For the copy, please give all of the data again exactly and leave the pictures out.

# Record list:
*-*-*

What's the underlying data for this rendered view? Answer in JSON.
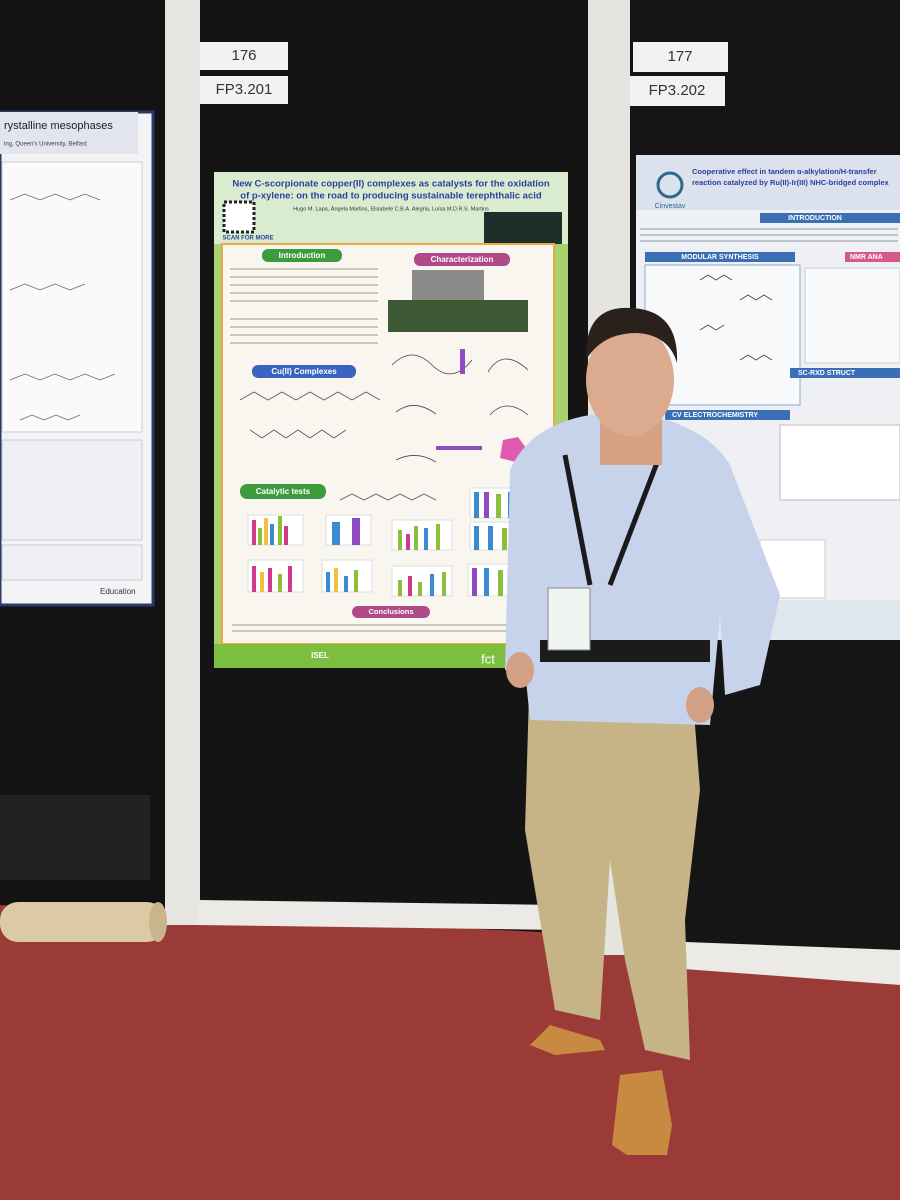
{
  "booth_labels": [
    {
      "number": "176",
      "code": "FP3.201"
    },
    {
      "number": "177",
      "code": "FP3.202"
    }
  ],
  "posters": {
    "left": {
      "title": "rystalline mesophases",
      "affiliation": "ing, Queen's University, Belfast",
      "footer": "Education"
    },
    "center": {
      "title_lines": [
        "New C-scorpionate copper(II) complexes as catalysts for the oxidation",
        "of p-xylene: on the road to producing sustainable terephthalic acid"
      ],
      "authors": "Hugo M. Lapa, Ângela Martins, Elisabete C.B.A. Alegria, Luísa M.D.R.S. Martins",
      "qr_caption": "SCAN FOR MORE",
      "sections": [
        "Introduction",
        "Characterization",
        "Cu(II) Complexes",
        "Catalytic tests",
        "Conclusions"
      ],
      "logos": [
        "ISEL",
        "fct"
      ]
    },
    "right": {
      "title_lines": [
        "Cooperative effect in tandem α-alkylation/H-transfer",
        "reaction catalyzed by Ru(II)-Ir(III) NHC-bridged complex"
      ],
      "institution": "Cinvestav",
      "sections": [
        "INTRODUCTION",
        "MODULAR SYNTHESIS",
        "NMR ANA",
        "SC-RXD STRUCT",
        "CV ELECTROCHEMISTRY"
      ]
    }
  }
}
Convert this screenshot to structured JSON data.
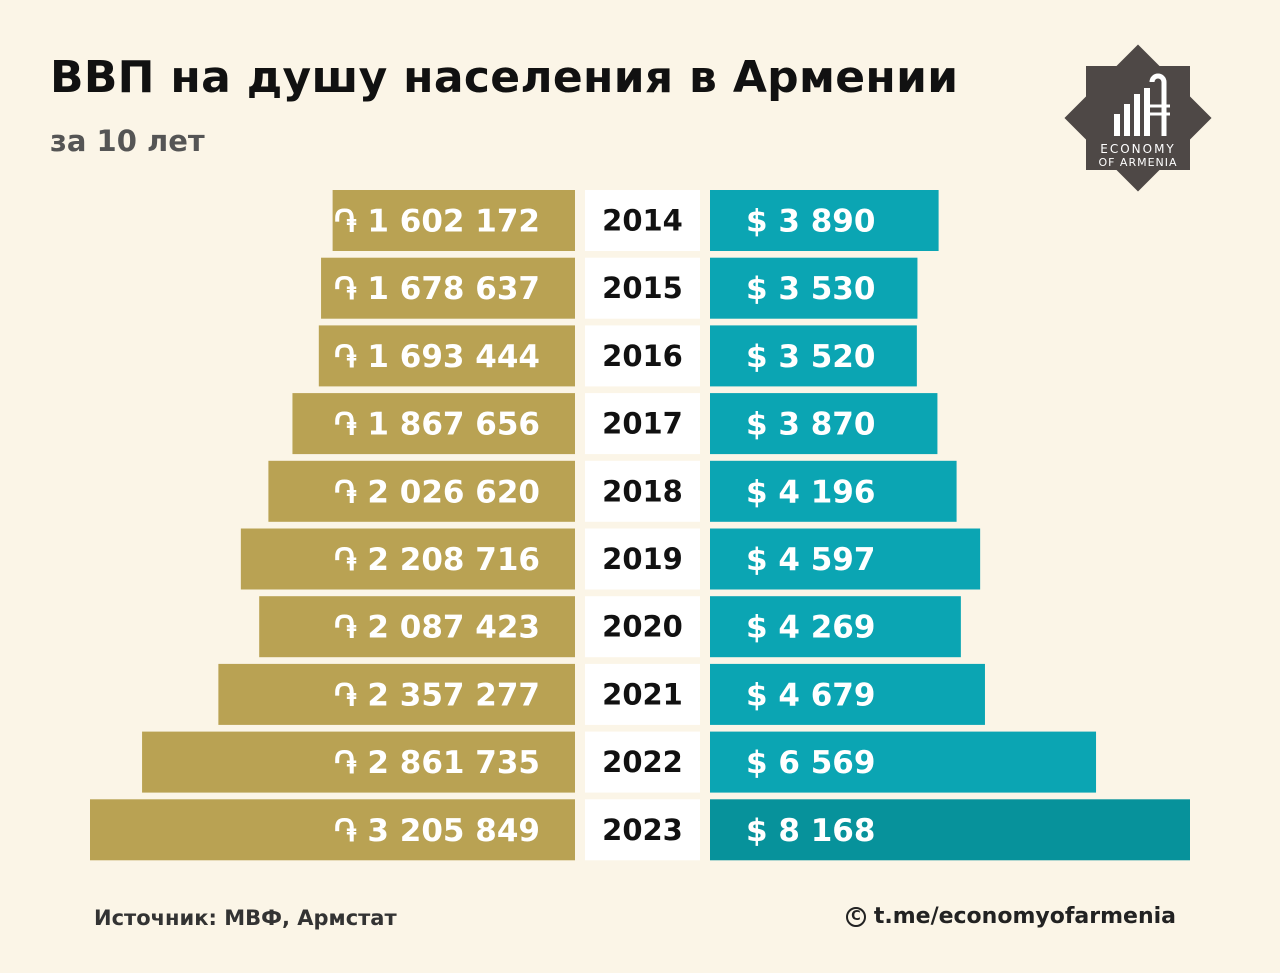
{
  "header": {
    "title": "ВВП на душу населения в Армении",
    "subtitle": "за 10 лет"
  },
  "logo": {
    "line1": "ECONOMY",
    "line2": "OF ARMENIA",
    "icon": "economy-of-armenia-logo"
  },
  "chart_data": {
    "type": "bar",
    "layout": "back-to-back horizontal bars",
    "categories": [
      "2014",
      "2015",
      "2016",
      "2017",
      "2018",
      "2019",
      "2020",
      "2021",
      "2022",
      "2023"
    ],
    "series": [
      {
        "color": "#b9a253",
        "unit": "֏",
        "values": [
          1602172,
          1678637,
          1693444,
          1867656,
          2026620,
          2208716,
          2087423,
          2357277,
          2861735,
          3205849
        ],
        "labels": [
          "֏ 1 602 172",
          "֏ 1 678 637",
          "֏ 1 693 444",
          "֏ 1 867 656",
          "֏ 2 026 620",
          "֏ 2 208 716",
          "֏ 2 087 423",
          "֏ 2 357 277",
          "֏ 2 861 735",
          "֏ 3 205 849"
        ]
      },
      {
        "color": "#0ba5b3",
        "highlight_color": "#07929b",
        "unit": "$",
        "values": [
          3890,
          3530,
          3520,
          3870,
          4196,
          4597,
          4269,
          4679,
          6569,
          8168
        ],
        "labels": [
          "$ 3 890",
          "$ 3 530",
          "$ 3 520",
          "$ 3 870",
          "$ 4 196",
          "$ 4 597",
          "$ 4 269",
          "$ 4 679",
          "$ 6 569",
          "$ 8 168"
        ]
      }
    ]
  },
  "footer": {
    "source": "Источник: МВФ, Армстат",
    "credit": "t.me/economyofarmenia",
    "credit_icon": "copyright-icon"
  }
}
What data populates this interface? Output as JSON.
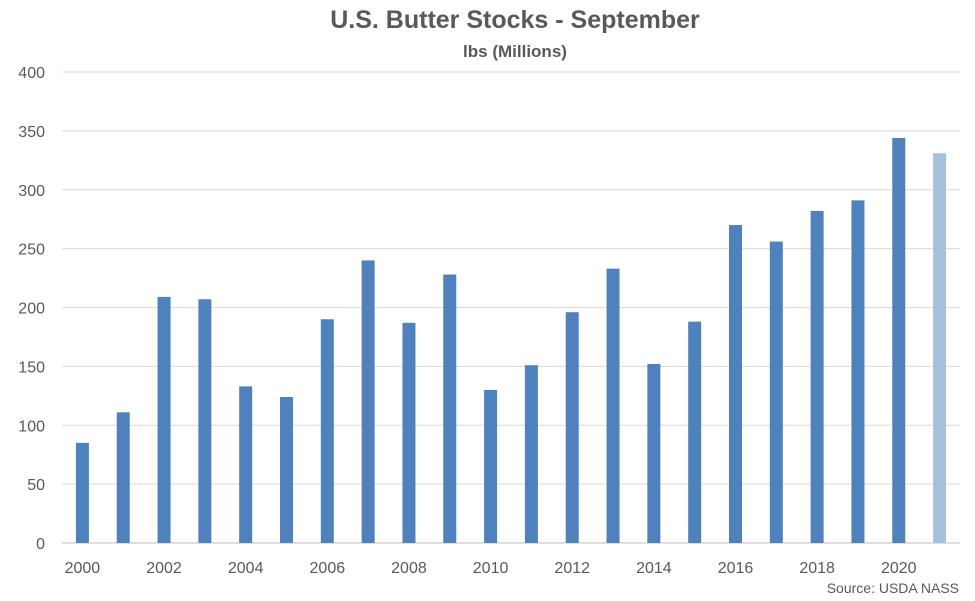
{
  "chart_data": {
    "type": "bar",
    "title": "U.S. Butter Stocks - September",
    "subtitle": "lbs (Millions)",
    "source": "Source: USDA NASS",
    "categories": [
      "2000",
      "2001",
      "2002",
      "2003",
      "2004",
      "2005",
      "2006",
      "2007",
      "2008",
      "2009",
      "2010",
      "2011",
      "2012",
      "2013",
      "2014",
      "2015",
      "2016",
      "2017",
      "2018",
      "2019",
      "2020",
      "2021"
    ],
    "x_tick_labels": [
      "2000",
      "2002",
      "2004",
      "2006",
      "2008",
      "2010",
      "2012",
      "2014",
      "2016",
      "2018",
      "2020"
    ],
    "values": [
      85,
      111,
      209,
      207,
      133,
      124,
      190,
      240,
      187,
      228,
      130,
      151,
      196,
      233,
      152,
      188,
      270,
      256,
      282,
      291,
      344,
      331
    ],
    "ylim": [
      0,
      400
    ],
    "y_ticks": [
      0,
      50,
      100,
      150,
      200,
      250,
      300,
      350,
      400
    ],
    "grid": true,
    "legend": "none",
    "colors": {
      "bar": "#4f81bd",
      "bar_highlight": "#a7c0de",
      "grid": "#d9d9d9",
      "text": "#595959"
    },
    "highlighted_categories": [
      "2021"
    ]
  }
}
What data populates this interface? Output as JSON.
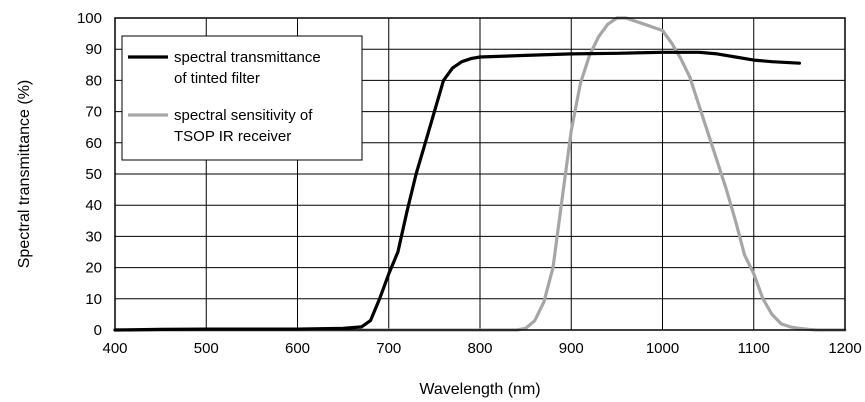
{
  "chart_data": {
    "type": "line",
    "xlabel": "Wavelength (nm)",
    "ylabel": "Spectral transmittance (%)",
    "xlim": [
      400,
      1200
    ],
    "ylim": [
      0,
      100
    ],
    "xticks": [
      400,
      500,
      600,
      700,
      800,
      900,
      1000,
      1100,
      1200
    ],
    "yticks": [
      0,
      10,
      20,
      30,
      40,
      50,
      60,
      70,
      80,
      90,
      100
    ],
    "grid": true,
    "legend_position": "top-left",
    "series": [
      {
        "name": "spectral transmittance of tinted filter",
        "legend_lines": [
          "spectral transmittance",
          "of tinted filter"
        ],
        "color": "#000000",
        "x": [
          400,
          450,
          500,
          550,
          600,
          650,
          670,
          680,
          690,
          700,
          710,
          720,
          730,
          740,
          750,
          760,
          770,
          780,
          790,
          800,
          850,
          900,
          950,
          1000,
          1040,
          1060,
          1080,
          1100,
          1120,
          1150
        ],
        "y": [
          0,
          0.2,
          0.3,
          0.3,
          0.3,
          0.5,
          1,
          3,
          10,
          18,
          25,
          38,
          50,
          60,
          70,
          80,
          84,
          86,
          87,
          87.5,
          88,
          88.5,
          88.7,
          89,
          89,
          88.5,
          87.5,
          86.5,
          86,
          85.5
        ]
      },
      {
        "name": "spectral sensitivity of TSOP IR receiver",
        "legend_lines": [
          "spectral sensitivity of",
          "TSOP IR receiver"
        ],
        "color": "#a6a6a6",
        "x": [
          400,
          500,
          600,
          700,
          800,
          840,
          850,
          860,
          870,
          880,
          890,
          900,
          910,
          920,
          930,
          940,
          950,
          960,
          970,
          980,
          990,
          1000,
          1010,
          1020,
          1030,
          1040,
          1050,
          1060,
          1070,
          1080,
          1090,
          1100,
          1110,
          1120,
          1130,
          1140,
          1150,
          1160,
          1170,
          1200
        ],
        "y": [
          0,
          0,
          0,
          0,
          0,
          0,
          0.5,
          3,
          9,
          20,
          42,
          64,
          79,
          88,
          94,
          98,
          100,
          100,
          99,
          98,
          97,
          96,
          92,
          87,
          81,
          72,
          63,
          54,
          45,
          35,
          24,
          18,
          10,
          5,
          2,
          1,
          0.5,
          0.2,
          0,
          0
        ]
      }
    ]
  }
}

*-*-*

# The answer:
What's the underlying data for this rendered view? Answer in JSON.
{
  "booth_labels": [
    {
      "number": "176",
      "code": "FP3.201"
    },
    {
      "number": "177",
      "code": "FP3.202"
    }
  ],
  "posters": {
    "left": {
      "title": "rystalline mesophases",
      "affiliation": "ing, Queen's University, Belfast",
      "footer": "Education"
    },
    "center": {
      "title_lines": [
        "New C-scorpionate copper(II) complexes as catalysts for the oxidation",
        "of p-xylene: on the road to producing sustainable terephthalic acid"
      ],
      "authors": "Hugo M. Lapa, Ângela Martins, Elisabete C.B.A. Alegria, Luísa M.D.R.S. Martins",
      "qr_caption": "SCAN FOR MORE",
      "sections": [
        "Introduction",
        "Characterization",
        "Cu(II) Complexes",
        "Catalytic tests",
        "Conclusions"
      ],
      "logos": [
        "ISEL",
        "fct"
      ]
    },
    "right": {
      "title_lines": [
        "Cooperative effect in tandem α-alkylation/H-transfer",
        "reaction catalyzed by Ru(II)-Ir(III) NHC-bridged complex"
      ],
      "institution": "Cinvestav",
      "sections": [
        "INTRODUCTION",
        "MODULAR SYNTHESIS",
        "NMR ANA",
        "SC-RXD STRUCT",
        "CV ELECTROCHEMISTRY"
      ]
    }
  }
}
Convert this screenshot to structured JSON data.
{
  "header": {
    "title": "ВВП на душу населения в Армении",
    "subtitle": "за 10 лет"
  },
  "logo": {
    "line1": "ECONOMY",
    "line2": "OF ARMENIA",
    "icon": "economy-of-armenia-logo"
  },
  "chart_data": {
    "type": "bar",
    "layout": "back-to-back horizontal bars",
    "categories": [
      "2014",
      "2015",
      "2016",
      "2017",
      "2018",
      "2019",
      "2020",
      "2021",
      "2022",
      "2023"
    ],
    "series": [
      {
        "color": "#b9a253",
        "unit": "֏",
        "values": [
          1602172,
          1678637,
          1693444,
          1867656,
          2026620,
          2208716,
          2087423,
          2357277,
          2861735,
          3205849
        ],
        "labels": [
          "֏ 1 602 172",
          "֏ 1 678 637",
          "֏ 1 693 444",
          "֏ 1 867 656",
          "֏ 2 026 620",
          "֏ 2 208 716",
          "֏ 2 087 423",
          "֏ 2 357 277",
          "֏ 2 861 735",
          "֏ 3 205 849"
        ]
      },
      {
        "color": "#0ba5b3",
        "highlight_color": "#07929b",
        "unit": "$",
        "values": [
          3890,
          3530,
          3520,
          3870,
          4196,
          4597,
          4269,
          4679,
          6569,
          8168
        ],
        "labels": [
          "$ 3 890",
          "$ 3 530",
          "$ 3 520",
          "$ 3 870",
          "$ 4 196",
          "$ 4 597",
          "$ 4 269",
          "$ 4 679",
          "$ 6 569",
          "$ 8 168"
        ]
      }
    ]
  },
  "footer": {
    "source": "Источник: МВФ, Армстат",
    "credit": "t.me/economyofarmenia",
    "credit_icon": "copyright-icon"
  }
}
What data populates this interface? Output as JSON.
{
  "chart_data": {
    "type": "bar",
    "title": "U.S. Butter Stocks - September",
    "subtitle": "lbs (Millions)",
    "source": "Source: USDA NASS",
    "categories": [
      "2000",
      "2001",
      "2002",
      "2003",
      "2004",
      "2005",
      "2006",
      "2007",
      "2008",
      "2009",
      "2010",
      "2011",
      "2012",
      "2013",
      "2014",
      "2015",
      "2016",
      "2017",
      "2018",
      "2019",
      "2020",
      "2021"
    ],
    "x_tick_labels": [
      "2000",
      "2002",
      "2004",
      "2006",
      "2008",
      "2010",
      "2012",
      "2014",
      "2016",
      "2018",
      "2020"
    ],
    "values": [
      85,
      111,
      209,
      207,
      133,
      124,
      190,
      240,
      187,
      228,
      130,
      151,
      196,
      233,
      152,
      188,
      270,
      256,
      282,
      291,
      344,
      331
    ],
    "ylim": [
      0,
      400
    ],
    "y_ticks": [
      0,
      50,
      100,
      150,
      200,
      250,
      300,
      350,
      400
    ],
    "grid": true,
    "legend": "none",
    "colors": {
      "bar": "#4f81bd",
      "bar_highlight": "#a7c0de",
      "grid": "#d9d9d9",
      "text": "#595959"
    },
    "highlighted_categories": [
      "2021"
    ]
  }
}
What data populates this interface? Output as JSON.
{
  "chart_data": {
    "type": "line",
    "xlabel": "Wavelength (nm)",
    "ylabel": "Spectral transmittance (%)",
    "xlim": [
      400,
      1200
    ],
    "ylim": [
      0,
      100
    ],
    "xticks": [
      400,
      500,
      600,
      700,
      800,
      900,
      1000,
      1100,
      1200
    ],
    "yticks": [
      0,
      10,
      20,
      30,
      40,
      50,
      60,
      70,
      80,
      90,
      100
    ],
    "grid": true,
    "legend_position": "top-left",
    "series": [
      {
        "name": "spectral transmittance of tinted filter",
        "legend_lines": [
          "spectral transmittance",
          "of tinted filter"
        ],
        "color": "#000000",
        "x": [
          400,
          450,
          500,
          550,
          600,
          650,
          670,
          680,
          690,
          700,
          710,
          720,
          730,
          740,
          750,
          760,
          770,
          780,
          790,
          800,
          850,
          900,
          950,
          1000,
          1040,
          1060,
          1080,
          1100,
          1120,
          1150
        ],
        "y": [
          0,
          0.2,
          0.3,
          0.3,
          0.3,
          0.5,
          1,
          3,
          10,
          18,
          25,
          38,
          50,
          60,
          70,
          80,
          84,
          86,
          87,
          87.5,
          88,
          88.5,
          88.7,
          89,
          89,
          88.5,
          87.5,
          86.5,
          86,
          85.5
        ]
      },
      {
        "name": "spectral sensitivity of TSOP IR receiver",
        "legend_lines": [
          "spectral sensitivity of",
          "TSOP IR receiver"
        ],
        "color": "#a6a6a6",
        "x": [
          400,
          500,
          600,
          700,
          800,
          840,
          850,
          860,
          870,
          880,
          890,
          900,
          910,
          920,
          930,
          940,
          950,
          960,
          970,
          980,
          990,
          1000,
          1010,
          1020,
          1030,
          1040,
          1050,
          1060,
          1070,
          1080,
          1090,
          1100,
          1110,
          1120,
          1130,
          1140,
          1150,
          1160,
          1170,
          1200
        ],
        "y": [
          0,
          0,
          0,
          0,
          0,
          0,
          0.5,
          3,
          9,
          20,
          42,
          64,
          79,
          88,
          94,
          98,
          100,
          100,
          99,
          98,
          97,
          96,
          92,
          87,
          81,
          72,
          63,
          54,
          45,
          35,
          24,
          18,
          10,
          5,
          2,
          1,
          0.5,
          0.2,
          0,
          0
        ]
      }
    ]
  }
}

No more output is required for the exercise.